• Problem to solve
Write the records below out in full, character for character, with no pictures.
-- BEGIN Records for the exercise --
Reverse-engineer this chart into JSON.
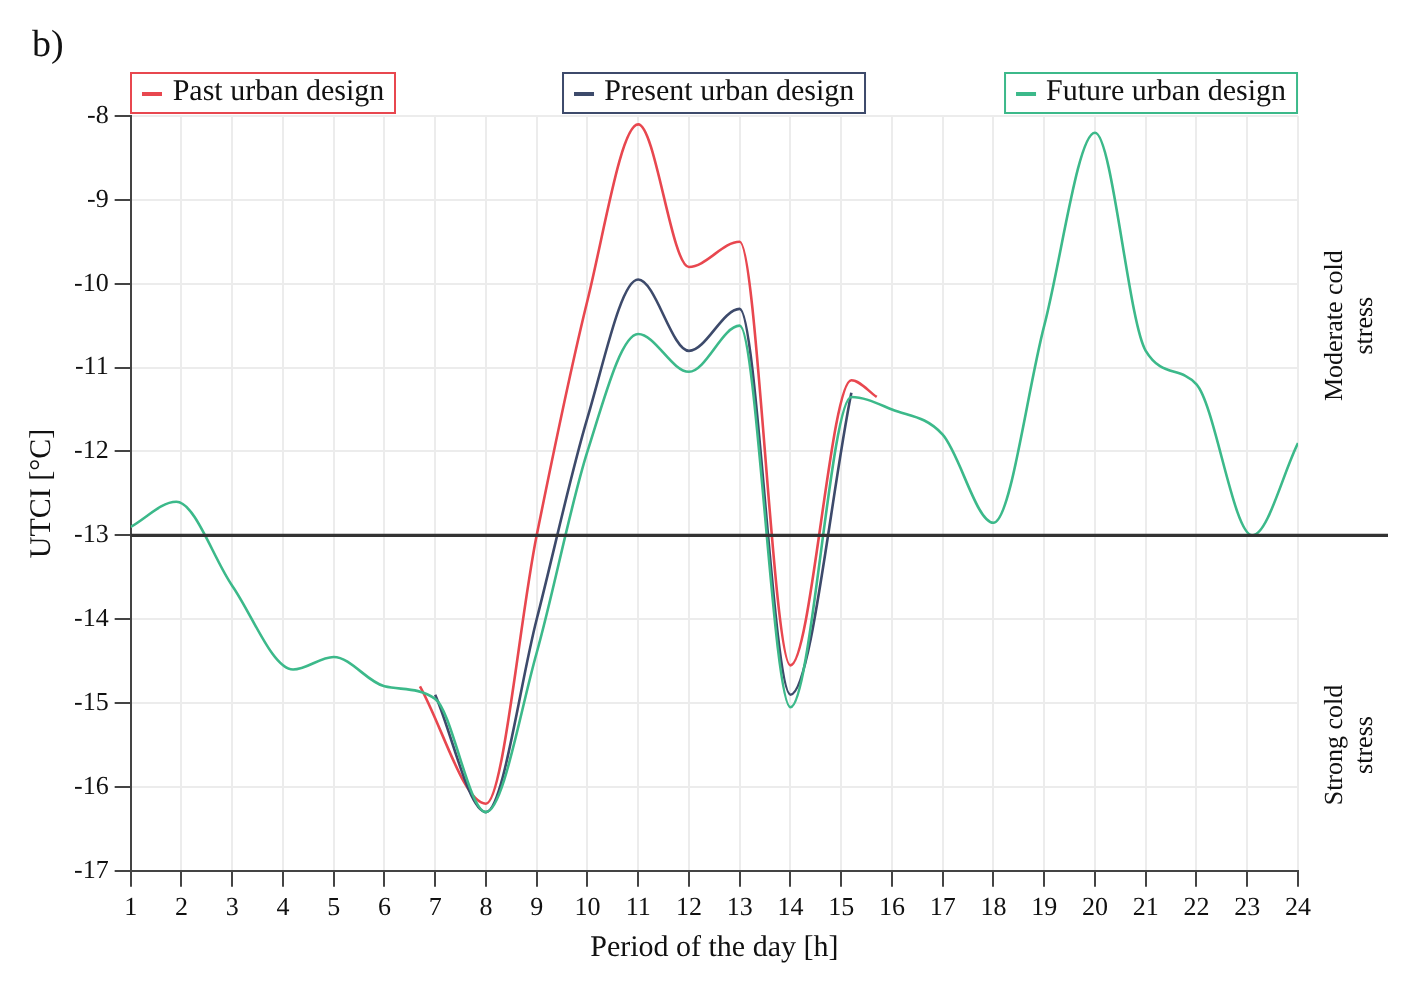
{
  "chart_data": {
    "type": "line",
    "xlabel": "Period of the day [h]",
    "ylabel": "UTCI [°C]",
    "annotations": [
      "b)",
      "Moderate cold stress",
      "Strong cold stress"
    ],
    "xlim": [
      1,
      24
    ],
    "xticks": [
      1,
      2,
      3,
      4,
      5,
      6,
      7,
      8,
      9,
      10,
      11,
      12,
      13,
      14,
      15,
      16,
      17,
      18,
      19,
      20,
      21,
      22,
      23,
      24
    ],
    "ylim": [
      -17,
      -8
    ],
    "yticks": [
      -17,
      -16,
      -15,
      -14,
      -13,
      -12,
      -11,
      -10,
      -9,
      -8
    ],
    "grid": true,
    "legend": "top",
    "marker": "none",
    "line_style": "solid",
    "ref_lines": [
      {
        "axis": "y",
        "value": -13,
        "color": "#333333"
      }
    ],
    "series": [
      {
        "name": "Past urban design",
        "color": "#e8474f",
        "x": [
          6.7,
          8,
          9,
          10,
          11,
          12,
          13,
          14,
          15.2,
          15.7
        ],
        "values": [
          -14.8,
          -16.2,
          -13.0,
          -10.2,
          -8.1,
          -9.8,
          -9.5,
          -14.55,
          -11.15,
          -11.35
        ]
      },
      {
        "name": "Present urban design",
        "color": "#3d4a6b",
        "x": [
          7,
          8,
          9,
          10,
          11,
          12,
          13,
          14,
          15.2
        ],
        "values": [
          -14.9,
          -16.3,
          -14.0,
          -11.6,
          -9.95,
          -10.8,
          -10.3,
          -14.9,
          -11.3
        ]
      },
      {
        "name": "Future urban design",
        "color": "#3cb98a",
        "x": [
          1,
          1.9,
          3,
          4.2,
          5,
          6,
          7,
          8,
          9,
          10,
          11,
          12,
          13,
          14,
          15.2,
          16,
          17,
          18,
          19,
          20,
          21,
          22,
          23.1,
          24
        ],
        "values": [
          -12.9,
          -12.6,
          -13.6,
          -14.6,
          -14.45,
          -14.8,
          -14.95,
          -16.3,
          -14.4,
          -12.0,
          -10.6,
          -11.05,
          -10.5,
          -15.05,
          -11.35,
          -11.5,
          -11.8,
          -12.85,
          -10.5,
          -8.2,
          -10.8,
          -11.2,
          -13.0,
          -11.9
        ]
      }
    ]
  }
}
-- END Records for the exercise --
• Reply
Reverse-engineer this chart into JSON.
{
  "chart_data": {
    "type": "line",
    "xlabel": "Period of the day [h]",
    "ylabel": "UTCI [°C]",
    "annotations": [
      "b)",
      "Moderate cold stress",
      "Strong cold stress"
    ],
    "xlim": [
      1,
      24
    ],
    "xticks": [
      1,
      2,
      3,
      4,
      5,
      6,
      7,
      8,
      9,
      10,
      11,
      12,
      13,
      14,
      15,
      16,
      17,
      18,
      19,
      20,
      21,
      22,
      23,
      24
    ],
    "ylim": [
      -17,
      -8
    ],
    "yticks": [
      -17,
      -16,
      -15,
      -14,
      -13,
      -12,
      -11,
      -10,
      -9,
      -8
    ],
    "grid": true,
    "legend": "top",
    "marker": "none",
    "line_style": "solid",
    "ref_lines": [
      {
        "axis": "y",
        "value": -13,
        "color": "#333333"
      }
    ],
    "series": [
      {
        "name": "Past urban design",
        "color": "#e8474f",
        "x": [
          6.7,
          8,
          9,
          10,
          11,
          12,
          13,
          14,
          15.2,
          15.7
        ],
        "values": [
          -14.8,
          -16.2,
          -13.0,
          -10.2,
          -8.1,
          -9.8,
          -9.5,
          -14.55,
          -11.15,
          -11.35
        ]
      },
      {
        "name": "Present urban design",
        "color": "#3d4a6b",
        "x": [
          7,
          8,
          9,
          10,
          11,
          12,
          13,
          14,
          15.2
        ],
        "values": [
          -14.9,
          -16.3,
          -14.0,
          -11.6,
          -9.95,
          -10.8,
          -10.3,
          -14.9,
          -11.3
        ]
      },
      {
        "name": "Future urban design",
        "color": "#3cb98a",
        "x": [
          1,
          1.9,
          3,
          4.2,
          5,
          6,
          7,
          8,
          9,
          10,
          11,
          12,
          13,
          14,
          15.2,
          16,
          17,
          18,
          19,
          20,
          21,
          22,
          23.1,
          24
        ],
        "values": [
          -12.9,
          -12.6,
          -13.6,
          -14.6,
          -14.45,
          -14.8,
          -14.95,
          -16.3,
          -14.4,
          -12.0,
          -10.6,
          -11.05,
          -10.5,
          -15.05,
          -11.35,
          -11.5,
          -11.8,
          -12.85,
          -10.5,
          -8.2,
          -10.8,
          -11.2,
          -13.0,
          -11.9
        ]
      }
    ]
  }
}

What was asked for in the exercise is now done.